> _EXERCISE AIM_: In the entries that follow, how many lines hold the string "микроклимата"? Give only that number.

> _RECORDS SUPPLIED_:
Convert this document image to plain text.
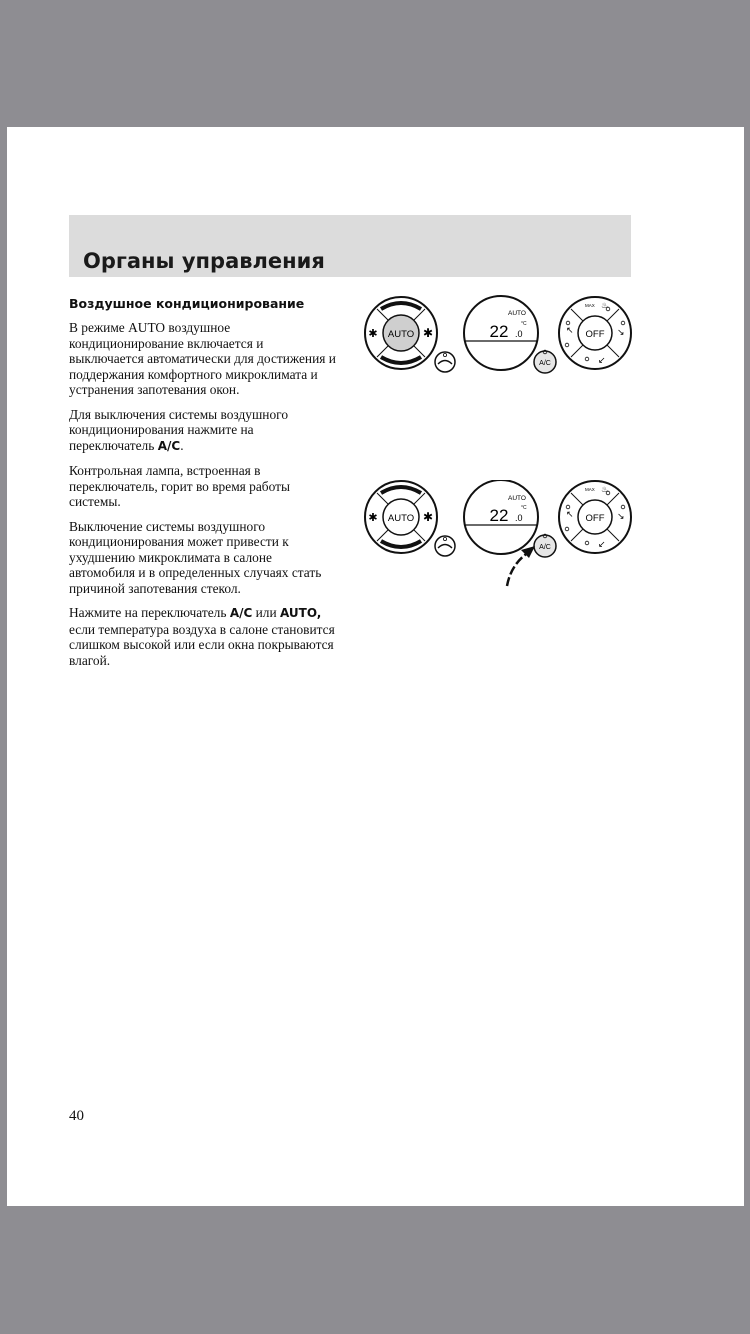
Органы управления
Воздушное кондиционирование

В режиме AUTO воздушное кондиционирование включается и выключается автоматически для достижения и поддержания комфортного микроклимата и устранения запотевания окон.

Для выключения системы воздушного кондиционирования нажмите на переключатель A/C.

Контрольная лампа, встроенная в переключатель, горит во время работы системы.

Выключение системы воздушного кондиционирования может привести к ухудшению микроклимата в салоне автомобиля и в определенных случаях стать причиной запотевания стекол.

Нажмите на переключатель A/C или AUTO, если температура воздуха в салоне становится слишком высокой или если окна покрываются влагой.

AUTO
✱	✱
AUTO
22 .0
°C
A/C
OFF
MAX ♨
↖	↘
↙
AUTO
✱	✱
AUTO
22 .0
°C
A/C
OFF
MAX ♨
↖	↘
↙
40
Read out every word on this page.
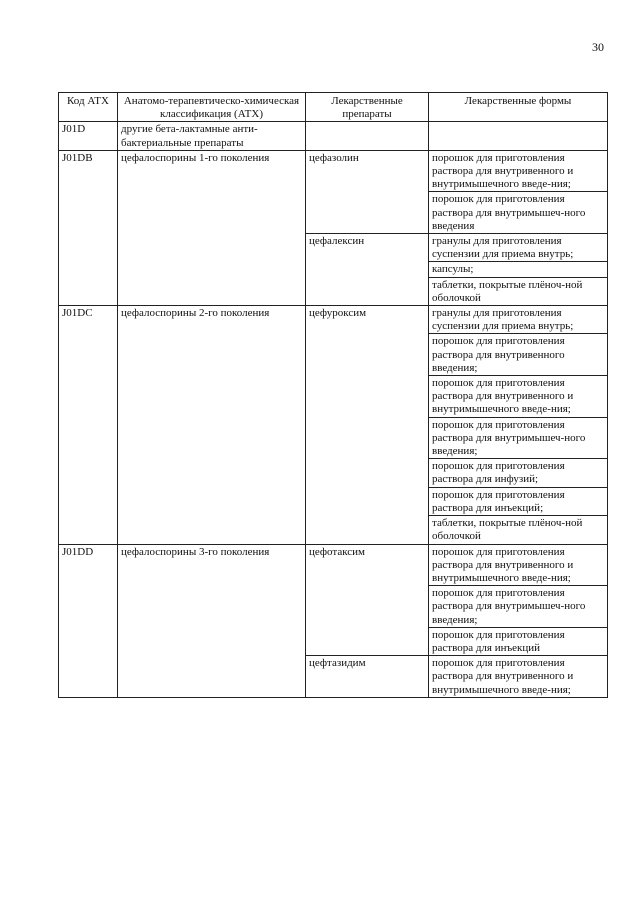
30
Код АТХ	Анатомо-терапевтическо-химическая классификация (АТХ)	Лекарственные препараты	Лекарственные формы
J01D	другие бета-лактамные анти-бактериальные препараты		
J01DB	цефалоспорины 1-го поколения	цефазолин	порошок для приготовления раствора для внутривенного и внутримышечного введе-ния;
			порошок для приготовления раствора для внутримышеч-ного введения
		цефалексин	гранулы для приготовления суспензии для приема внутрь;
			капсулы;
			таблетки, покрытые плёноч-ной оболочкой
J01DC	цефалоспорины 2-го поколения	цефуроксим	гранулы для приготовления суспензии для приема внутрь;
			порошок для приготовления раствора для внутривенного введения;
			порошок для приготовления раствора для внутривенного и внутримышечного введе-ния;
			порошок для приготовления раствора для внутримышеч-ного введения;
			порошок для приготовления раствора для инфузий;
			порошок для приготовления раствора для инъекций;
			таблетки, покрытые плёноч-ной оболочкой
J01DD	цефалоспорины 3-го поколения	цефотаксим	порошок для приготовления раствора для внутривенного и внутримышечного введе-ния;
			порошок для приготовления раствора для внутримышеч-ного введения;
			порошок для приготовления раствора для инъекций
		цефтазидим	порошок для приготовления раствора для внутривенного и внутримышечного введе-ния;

> _THE ANSWER_: 2